TEXT BLOCK —
^^^^

In 1897, the Central Conference of American Rabbis adopted a resolution disapproving of any attempt to establish a Jewish state. The resolution stated: “Zion ... is a holy memory, but it is not our hope for the future. America is our Zion.” In 1904, The American Israelite, edited by Rabbi Isaac Mayer Wise, the leader of American Reform Judaism in the 19th century, noted: “There is not one solitary prominent native Jewish-American who is an advocate of Zionism.”  
 
In 1912, when Zionists pressed for the promulgation of the Balfour Declaration, it was a Jewish member of the British Cabinet who spoke out against the concept of an exclusively Jewish state. Edwin S. Montagu, secretary of state for India in Lloyd George’s World War I cabinet, declared that he had “striven all his life to escape the ghetto,” to which he now faced possible relegation as a result of the proposed policy paper. He resented the Zionist effort to convince Jews that they were an “ethnic-racial” rather than a religious group. Montagu believed, as well, that there was an injustice involved in turning over control of a land to those who constituted only 7 percent of the population.  
 
Jewish National Home  
 
He wrote: “What would a national home for the Jewish people really mean? I do not know what this involves, but I assumed that it means that Mohammedans and Christians are to make way for the Jews, and that Jews would be put in all positions of preference and should be peculiarly associated with Palestine in the way that England is with the English or France with the French, that Turks and other Mohammedans in Palestine will be regarded as foreigners ... I assert that there is not a Jewish nation ... It is no more to say a Jewish Englishman and a Jewish Moor are of the same nation than it is to say that a Christian Englishman and a Christian Frenchman are of the same nation.”

^^^^

DATA SEGMENT —

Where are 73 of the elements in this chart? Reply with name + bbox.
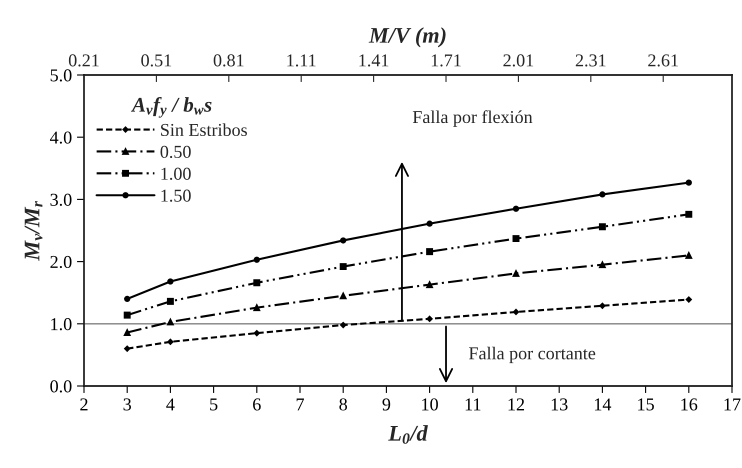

^^^^

WRITTEN PROBLEM 1 —
Repeat word for word the stretch of the text on Jewish opposition to Zionism from "In 1912, when" through "of the population.".
WRITTEN PROBLEM 2 —
Write what comes next in the text on Jewish opposition to Zionism, picking up after its last sentence.

EXERCISE RESPONSE 1 —
In 1912, when Zionists pressed for the promulgation of the Balfour Declaration, it was a Jewish member of the British Cabinet who spoke out against the concept of an exclusively Jewish state. Edwin S. Montagu, secretary of state for India in Lloyd George’s World War I cabinet, declared that he had “striven all his life to escape the ghetto,” to which he now faced possible relegation as a result of the proposed policy paper. He resented the Zionist effort to convince Jews that they were an “ethnic-racial” rather than a religious group. Montagu believed, as well, that there was an injustice involved in turning over control of a land to those who constituted only 7 percent of the population.

EXERCISE RESPONSE 2 —
In 1919, a petition was presented to President Woodrow Wilson entitled “A Statement to the Peace Conference.” Reflecting the then-dominant Reform position on Zionism and Palestine, it asserted that the opinions expressed therein represented the vast majority of American Jews. Among the signers were Rep. Julius Kahn of California; Henry Morgenthau, Sr., ex-Ambassador to Turkey; former New York Attorney General Simon W. Rosendale; Mayor L.H. Kempner of Galveston, Texas; E.M. Baker, president of the New York Stock Exchange; and New York Times publisher Adolph Ochs. President Wilson brought the petition with him to the Versailles peace conference.  
 
The petition criticized Zionist efforts to segregate Jews “as a political unit ... in Palestine or elsewhere “and underlined the principle of equal rights for all citizens of any state “irrespective of creed or ethnic descent.” It rejected Jewish nationalism as a general concept and opposed the founding of any state on the basis of religion and/or race. The petition asserted that the “overwhelming bulk of the Jews of America, England, France, Italy, Holland, Switzerland and other lands of freedom have no thought whatever of surrendering their citizenship in those lands in order to resort to a ‘Jewish homeland in Palestine.’”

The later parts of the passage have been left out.